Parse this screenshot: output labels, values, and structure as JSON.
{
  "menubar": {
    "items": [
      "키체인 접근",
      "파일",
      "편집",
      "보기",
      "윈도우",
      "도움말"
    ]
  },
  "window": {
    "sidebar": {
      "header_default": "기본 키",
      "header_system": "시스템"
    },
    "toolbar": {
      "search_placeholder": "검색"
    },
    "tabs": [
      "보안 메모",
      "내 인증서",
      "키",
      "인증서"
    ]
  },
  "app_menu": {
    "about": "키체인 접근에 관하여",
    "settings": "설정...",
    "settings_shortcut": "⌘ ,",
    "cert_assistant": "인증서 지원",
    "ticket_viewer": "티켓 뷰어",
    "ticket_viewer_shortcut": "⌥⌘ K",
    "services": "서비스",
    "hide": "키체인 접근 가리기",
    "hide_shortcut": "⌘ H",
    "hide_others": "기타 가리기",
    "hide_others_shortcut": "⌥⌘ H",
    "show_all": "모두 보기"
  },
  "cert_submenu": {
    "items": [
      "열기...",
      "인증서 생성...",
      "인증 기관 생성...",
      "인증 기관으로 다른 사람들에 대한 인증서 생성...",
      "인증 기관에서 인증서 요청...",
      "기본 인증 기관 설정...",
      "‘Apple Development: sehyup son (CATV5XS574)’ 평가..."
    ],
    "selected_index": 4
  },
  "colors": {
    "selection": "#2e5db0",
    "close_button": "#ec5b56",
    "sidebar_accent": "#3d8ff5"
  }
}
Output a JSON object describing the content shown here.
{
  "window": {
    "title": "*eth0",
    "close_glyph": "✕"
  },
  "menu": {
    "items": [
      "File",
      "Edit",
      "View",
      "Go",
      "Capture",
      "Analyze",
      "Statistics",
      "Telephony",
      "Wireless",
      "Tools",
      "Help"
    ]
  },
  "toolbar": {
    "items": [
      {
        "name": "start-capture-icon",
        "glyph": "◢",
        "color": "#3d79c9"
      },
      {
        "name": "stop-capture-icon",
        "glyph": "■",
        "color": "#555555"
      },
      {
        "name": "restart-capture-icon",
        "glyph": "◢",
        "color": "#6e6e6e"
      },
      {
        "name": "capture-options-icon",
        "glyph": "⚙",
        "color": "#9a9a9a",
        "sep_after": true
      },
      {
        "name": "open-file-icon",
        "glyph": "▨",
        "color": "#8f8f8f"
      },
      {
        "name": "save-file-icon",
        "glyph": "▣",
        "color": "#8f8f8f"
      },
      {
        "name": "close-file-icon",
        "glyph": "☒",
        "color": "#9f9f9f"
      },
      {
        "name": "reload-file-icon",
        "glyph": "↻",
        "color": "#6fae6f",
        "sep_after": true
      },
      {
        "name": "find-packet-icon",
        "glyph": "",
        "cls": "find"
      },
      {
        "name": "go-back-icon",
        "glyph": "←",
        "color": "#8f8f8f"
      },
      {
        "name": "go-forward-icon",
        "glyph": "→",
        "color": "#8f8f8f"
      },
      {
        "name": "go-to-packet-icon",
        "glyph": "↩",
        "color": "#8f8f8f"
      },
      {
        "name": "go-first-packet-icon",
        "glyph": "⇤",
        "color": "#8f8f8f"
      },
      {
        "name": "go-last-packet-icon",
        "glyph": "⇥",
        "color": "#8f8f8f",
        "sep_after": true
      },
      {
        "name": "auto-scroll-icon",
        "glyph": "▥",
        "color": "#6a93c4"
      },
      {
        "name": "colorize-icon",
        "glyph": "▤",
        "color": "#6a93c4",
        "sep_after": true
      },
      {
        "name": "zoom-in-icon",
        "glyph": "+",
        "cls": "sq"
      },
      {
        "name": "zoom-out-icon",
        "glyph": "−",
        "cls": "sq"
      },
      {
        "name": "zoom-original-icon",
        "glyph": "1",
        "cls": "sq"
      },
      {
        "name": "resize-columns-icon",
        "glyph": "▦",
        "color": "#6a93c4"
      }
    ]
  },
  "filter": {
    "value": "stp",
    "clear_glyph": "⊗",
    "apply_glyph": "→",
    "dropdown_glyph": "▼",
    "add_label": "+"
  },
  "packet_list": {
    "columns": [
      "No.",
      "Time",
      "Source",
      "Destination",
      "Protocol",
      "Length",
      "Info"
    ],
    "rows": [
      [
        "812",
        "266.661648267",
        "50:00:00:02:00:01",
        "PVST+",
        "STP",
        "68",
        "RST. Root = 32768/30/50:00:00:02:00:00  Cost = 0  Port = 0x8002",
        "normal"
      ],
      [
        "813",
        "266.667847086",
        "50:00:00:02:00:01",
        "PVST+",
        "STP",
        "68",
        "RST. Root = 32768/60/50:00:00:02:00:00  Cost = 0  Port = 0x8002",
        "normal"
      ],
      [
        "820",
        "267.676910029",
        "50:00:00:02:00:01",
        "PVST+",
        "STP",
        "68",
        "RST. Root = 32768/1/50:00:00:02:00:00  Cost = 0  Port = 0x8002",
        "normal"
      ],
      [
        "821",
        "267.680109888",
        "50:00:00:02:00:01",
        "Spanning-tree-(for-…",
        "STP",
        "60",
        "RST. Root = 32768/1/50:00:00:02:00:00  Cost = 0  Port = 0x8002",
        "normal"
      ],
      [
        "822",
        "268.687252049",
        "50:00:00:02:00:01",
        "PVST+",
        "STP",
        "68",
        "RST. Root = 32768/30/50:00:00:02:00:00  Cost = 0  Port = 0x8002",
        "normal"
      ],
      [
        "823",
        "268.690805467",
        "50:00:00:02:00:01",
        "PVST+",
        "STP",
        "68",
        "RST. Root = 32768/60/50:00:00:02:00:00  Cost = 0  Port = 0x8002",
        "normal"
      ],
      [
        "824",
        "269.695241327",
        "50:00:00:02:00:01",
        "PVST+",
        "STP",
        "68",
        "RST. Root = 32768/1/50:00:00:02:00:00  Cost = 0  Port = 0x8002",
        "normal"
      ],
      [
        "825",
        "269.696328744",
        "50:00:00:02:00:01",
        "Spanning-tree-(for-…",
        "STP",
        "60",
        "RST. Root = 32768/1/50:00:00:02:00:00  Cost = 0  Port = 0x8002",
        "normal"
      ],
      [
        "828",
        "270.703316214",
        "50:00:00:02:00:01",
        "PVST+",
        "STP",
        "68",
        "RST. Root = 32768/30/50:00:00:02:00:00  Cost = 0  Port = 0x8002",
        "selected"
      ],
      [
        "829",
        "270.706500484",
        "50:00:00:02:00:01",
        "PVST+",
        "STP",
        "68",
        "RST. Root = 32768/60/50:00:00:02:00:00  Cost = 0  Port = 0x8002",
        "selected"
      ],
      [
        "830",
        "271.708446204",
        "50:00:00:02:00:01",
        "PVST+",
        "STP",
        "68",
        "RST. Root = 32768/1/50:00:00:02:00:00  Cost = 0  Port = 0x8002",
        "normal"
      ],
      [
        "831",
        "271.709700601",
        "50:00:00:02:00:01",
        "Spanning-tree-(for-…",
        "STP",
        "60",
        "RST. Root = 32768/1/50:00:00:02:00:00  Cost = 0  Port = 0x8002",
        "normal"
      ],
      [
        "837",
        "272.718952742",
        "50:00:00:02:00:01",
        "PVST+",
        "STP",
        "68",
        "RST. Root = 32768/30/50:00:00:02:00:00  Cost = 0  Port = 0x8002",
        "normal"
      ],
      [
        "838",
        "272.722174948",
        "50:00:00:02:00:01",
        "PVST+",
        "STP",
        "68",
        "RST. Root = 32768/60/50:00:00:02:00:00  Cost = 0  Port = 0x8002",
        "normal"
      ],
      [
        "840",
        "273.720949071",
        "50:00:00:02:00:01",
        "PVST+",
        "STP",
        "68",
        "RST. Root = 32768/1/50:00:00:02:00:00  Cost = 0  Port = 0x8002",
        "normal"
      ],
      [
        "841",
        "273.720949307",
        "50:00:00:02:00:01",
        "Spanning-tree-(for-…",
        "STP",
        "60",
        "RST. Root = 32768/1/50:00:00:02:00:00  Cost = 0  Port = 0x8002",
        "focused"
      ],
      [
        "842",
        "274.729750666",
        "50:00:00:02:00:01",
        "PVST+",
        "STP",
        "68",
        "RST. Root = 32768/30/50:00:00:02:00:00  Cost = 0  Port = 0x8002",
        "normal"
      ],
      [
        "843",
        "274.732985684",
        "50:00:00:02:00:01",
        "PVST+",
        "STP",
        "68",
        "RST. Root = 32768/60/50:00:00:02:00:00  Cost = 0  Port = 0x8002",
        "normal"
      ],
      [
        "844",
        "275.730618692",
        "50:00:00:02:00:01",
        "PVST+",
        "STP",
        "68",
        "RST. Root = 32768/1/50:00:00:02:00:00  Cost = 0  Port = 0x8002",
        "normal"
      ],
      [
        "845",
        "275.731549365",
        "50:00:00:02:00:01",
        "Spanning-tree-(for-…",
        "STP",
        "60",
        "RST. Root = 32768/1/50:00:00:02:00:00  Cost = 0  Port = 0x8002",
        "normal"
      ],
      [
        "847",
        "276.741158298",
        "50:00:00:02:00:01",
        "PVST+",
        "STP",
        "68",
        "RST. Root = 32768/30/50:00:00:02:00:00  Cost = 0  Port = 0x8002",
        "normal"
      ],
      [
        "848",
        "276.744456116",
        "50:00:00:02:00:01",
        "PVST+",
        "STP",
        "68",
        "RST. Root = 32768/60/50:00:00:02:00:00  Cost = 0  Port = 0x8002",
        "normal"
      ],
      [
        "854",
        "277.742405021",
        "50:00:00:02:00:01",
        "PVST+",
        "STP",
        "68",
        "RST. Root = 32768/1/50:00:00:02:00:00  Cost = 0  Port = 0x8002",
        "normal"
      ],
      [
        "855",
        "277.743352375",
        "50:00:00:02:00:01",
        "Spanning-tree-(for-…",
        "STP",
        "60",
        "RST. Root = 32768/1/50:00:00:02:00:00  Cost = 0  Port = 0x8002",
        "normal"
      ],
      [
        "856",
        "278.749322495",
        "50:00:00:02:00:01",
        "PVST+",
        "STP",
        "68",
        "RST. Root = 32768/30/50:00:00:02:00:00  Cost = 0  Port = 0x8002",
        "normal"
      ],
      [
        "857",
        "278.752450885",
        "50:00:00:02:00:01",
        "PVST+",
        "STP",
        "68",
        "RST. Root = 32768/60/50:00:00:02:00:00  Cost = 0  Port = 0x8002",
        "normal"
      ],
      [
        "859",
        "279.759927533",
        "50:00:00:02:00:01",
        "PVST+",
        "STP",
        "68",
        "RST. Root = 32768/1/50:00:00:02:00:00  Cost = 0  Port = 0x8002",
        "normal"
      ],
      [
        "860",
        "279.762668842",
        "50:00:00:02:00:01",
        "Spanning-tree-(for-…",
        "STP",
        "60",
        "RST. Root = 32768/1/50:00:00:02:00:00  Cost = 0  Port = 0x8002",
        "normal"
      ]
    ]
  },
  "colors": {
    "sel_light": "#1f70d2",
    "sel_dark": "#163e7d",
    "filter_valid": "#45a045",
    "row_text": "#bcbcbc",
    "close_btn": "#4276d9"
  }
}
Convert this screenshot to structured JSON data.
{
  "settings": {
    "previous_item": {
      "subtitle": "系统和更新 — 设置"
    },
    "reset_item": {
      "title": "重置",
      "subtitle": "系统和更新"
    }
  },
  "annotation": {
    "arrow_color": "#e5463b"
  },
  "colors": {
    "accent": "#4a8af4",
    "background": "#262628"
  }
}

● ● ● ● ● ● ●

Quote only the lines from the line containing "Convert this screenshot" through the end of the entries, keeping the first and the last.

*Result below*.
Convert this screenshot to structured JSON data.
{
  "settings": {
    "previous_item": {
      "subtitle": "系统和更新 — 设置"
    },
    "reset_item": {
      "title": "重置",
      "subtitle": "系统和更新"
    }
  },
  "annotation": {
    "arrow_color": "#e5463b"
  },
  "colors": {
    "accent": "#4a8af4",
    "background": "#262628"
  }
}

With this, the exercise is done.